__SOURCE DOCUMENT__.
Taxation logo taxation mission text

Since 1927 the leading authority on tax law, practice and administration

Replies to Queries -- 1 - Widow's might?

07 March 2001
Issue: 3797 / Categories:
Replies to Queries – 1

Widow's might?
A widow sells her home and makes a substantial absolute gift of cash to her daughter, who purchases her own property and invites her mother to live with her as a guest.
Replies to Queries – 1

Widow's might?
A widow sells her home and makes a substantial absolute gift of cash to her daughter, who purchases her own property and invites her mother to live with her as a guest.
It appears that, under paragraph 2 of Schedule 20 to the Finance Act 1986, the absolute cash gift cannot be traced to the property purchased with the cash. Accordingly the inference is that the arrangement is not a gift with reservation made by the mother. But is this in fact the case, and do the anti-avoidance provisions of section 104, Finance Act 1999 come into play, particularly if all the transactions are completed in a short space of time?
If the arrangement was to be free of the gift with reservation provisions, presumably there should be no prior agreement that the mother should live in the daughter's new home, which undoubtedly must be her main residence.
Would the arrangement be less provocative and more successful if it could be established that the daughter was acting as a carer for her elderly mother, even to providing 'consideration for the provision of the cash'?
Do readers have experience of the view of Capital Taxes Offices on this not uncommon scenario?
(Query T15,764) – G. Rob.

The purpose of the gifts with reservation rules is to ensure that taxpayers cannot benefit from property and at the same time give it away.
However, as Schedule 20 to the Finance Act 1986 does not apply to a gift of cash, it is not easy to see how section 102(3) and (4), Finance Act 1986 can apply, to bring what was originally a gift of money into charge at any time after that money has been spent and the benefit to the donor only then arises. It can be argued that at no point has there been property subject to a reservation under section 102(2), Finance Act 1986 which is capable of being brought into charge under section 102(3) or (4) of the Act. The Revenue has stated that it will not normally raise any queries if a gift which appears to be of cash may in fact be a gift, by associated operations, of other property.
In the Inland Revenue Capital Taxes Office Advanced Instructions Manual at paragraph D61 is given an example of absolute gifts of cash under paragraph 2(2) of Schedule 20 to the Finance Act 1986 in which A gives £100,000 cash to B, which B uses to purchase A's residence (worth £100,000). A remains in occupation until his death. This is a gift with reservation, by associated operations, of his residence. Then under paragraph 62 of the manual, entitled 'What to do', it is advised that queries should only be made if there is a positive reason: 'e.g. the gift is an odd amount, such as £49,563.15, which suggests it may be related to a purchase by the donee or there is specific information that the gift was related to the acquisition by the donee of the property especially if the acquisition is from the donor'. The instructions then say that if the established facts give a positive result, then advice must be obtained before making a claim under the gift with reservations provisions.

__SOURCE MATERIAL__.
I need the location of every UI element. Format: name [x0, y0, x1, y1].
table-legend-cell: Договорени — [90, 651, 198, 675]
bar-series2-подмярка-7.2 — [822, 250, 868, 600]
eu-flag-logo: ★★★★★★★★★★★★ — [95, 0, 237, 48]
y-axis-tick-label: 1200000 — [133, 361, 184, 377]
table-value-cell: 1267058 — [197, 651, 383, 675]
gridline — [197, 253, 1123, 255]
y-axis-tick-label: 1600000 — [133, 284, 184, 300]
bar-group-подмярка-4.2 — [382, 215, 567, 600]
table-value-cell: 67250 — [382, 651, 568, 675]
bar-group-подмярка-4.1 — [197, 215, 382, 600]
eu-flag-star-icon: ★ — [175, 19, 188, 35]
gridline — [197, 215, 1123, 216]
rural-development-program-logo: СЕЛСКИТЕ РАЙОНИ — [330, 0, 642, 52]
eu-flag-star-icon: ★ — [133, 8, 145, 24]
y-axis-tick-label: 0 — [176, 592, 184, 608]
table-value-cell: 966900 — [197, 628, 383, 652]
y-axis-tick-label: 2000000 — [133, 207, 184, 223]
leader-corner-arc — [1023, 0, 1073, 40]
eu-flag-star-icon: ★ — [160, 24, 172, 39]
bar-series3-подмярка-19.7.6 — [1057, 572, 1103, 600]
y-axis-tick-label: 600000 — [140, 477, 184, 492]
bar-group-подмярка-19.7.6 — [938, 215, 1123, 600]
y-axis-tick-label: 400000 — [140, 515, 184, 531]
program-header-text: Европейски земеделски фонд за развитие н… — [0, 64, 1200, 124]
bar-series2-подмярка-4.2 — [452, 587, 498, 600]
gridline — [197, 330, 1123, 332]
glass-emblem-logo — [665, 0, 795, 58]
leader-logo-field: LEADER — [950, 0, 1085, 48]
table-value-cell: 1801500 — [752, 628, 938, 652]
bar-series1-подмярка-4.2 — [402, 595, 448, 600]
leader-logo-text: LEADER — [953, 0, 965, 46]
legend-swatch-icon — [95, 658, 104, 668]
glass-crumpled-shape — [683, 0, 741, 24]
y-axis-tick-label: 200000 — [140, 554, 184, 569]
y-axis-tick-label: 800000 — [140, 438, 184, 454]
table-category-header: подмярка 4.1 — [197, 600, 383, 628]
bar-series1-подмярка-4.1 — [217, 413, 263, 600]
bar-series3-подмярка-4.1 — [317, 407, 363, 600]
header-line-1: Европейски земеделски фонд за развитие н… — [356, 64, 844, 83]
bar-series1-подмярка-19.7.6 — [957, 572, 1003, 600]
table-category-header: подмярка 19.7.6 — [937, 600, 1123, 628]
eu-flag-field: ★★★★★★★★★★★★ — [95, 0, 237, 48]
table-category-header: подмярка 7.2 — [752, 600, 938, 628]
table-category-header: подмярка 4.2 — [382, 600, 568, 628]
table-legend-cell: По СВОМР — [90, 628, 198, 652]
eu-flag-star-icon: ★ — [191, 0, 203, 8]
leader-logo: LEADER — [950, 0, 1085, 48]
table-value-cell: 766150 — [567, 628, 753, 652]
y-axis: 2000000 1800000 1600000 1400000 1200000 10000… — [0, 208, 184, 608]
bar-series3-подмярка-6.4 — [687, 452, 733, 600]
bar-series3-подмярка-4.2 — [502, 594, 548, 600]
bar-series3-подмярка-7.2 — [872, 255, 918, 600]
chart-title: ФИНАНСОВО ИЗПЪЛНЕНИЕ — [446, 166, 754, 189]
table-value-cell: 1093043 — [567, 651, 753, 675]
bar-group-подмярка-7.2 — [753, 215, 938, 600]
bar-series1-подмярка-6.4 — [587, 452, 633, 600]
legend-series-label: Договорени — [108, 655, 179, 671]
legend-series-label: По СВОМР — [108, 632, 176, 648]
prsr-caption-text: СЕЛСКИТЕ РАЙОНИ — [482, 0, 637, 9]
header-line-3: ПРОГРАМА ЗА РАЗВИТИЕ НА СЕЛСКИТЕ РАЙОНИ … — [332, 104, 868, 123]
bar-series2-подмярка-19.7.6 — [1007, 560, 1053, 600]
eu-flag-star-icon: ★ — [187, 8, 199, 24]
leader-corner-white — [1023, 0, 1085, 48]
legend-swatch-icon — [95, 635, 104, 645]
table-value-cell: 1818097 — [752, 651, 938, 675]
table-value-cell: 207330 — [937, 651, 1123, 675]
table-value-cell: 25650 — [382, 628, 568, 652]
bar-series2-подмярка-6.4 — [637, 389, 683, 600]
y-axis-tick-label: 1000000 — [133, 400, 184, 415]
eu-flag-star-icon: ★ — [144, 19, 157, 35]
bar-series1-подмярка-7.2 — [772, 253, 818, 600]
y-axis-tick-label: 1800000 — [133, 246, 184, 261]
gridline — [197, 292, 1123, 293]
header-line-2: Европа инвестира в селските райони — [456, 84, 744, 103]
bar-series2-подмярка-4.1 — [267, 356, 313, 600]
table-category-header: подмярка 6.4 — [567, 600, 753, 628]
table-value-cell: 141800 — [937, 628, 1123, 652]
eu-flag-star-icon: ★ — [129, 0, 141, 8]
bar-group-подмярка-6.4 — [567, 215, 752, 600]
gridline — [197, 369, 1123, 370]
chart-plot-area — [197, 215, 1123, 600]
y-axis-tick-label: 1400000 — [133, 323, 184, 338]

__ASSIGNMENT__. Transcribe a passage from the query about the widow's gift, beginning at the words "It appears that, under" and stopping after "her main residence.". The records play no part in the work on this text.

__RESULT BELOW__.
It appears that, under paragraph 2 of Schedule 20 to the Finance Act 1986, the absolute cash gift cannot be traced to the property purchased with the cash. Accordingly the inference is that the arrangement is not a gift with reservation made by the mother. But is this in fact the case, and do the anti-avoidance provisions of section 104, Finance Act 1999 come into play, particularly if all the transactions are completed in a short space of time?
If the arrangement was to be free of the gift with reservation provisions, presumably there should be no prior agreement that the mother should live in the daughter's new home, which undoubtedly must be her main residence.